**Written problem**
Gather the lines that hold the string "Frequency".

Items from a figure collection

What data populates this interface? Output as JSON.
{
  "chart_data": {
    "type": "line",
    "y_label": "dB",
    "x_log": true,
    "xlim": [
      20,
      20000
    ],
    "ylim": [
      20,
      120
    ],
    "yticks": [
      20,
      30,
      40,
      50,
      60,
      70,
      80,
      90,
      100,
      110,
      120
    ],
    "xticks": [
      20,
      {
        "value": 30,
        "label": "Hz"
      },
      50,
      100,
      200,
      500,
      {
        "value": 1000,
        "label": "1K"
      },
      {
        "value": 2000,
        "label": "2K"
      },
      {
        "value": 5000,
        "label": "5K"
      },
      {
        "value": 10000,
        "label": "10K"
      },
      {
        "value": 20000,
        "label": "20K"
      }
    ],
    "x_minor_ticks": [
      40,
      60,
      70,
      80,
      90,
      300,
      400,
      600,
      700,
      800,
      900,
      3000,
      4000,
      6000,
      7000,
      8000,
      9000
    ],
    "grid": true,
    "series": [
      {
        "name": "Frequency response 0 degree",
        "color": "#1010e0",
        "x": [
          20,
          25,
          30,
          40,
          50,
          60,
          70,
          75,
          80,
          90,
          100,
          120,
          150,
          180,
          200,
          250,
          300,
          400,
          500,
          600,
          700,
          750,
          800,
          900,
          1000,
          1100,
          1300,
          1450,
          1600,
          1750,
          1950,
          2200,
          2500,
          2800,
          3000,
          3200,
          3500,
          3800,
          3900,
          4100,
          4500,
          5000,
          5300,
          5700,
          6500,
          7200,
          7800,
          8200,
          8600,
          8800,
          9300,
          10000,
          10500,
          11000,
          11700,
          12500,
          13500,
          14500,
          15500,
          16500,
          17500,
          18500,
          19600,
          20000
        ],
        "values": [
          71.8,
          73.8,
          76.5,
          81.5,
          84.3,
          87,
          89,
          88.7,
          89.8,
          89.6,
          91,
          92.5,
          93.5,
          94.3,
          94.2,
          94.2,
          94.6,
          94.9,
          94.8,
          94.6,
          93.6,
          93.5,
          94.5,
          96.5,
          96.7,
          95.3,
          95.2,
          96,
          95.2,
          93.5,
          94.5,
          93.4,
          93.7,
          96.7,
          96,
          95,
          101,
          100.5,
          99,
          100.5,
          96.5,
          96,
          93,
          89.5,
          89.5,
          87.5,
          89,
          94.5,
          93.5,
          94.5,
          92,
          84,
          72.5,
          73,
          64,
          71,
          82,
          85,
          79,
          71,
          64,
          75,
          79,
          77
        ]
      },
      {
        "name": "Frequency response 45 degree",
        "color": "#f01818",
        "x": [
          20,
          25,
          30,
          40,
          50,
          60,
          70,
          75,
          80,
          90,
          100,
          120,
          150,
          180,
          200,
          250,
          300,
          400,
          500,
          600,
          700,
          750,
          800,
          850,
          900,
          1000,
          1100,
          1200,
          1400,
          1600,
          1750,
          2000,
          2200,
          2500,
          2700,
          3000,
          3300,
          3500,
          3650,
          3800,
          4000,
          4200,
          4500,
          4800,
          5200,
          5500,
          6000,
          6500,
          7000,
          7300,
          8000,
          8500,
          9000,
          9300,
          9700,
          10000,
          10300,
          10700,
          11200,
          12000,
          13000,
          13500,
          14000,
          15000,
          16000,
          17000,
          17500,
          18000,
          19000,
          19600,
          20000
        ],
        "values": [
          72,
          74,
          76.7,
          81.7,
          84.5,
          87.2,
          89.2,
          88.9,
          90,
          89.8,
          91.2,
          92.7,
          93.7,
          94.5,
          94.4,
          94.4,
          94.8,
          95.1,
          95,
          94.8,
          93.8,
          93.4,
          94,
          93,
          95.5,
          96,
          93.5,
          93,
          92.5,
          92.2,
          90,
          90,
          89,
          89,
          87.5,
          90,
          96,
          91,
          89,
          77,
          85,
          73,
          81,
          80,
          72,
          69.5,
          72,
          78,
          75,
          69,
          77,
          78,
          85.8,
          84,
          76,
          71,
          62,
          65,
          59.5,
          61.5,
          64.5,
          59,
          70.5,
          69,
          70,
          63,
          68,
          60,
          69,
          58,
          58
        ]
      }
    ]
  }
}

**Solution for this exercise**
        "name": "Frequency response 0 degree",
        "name": "Frequency response 45 degree",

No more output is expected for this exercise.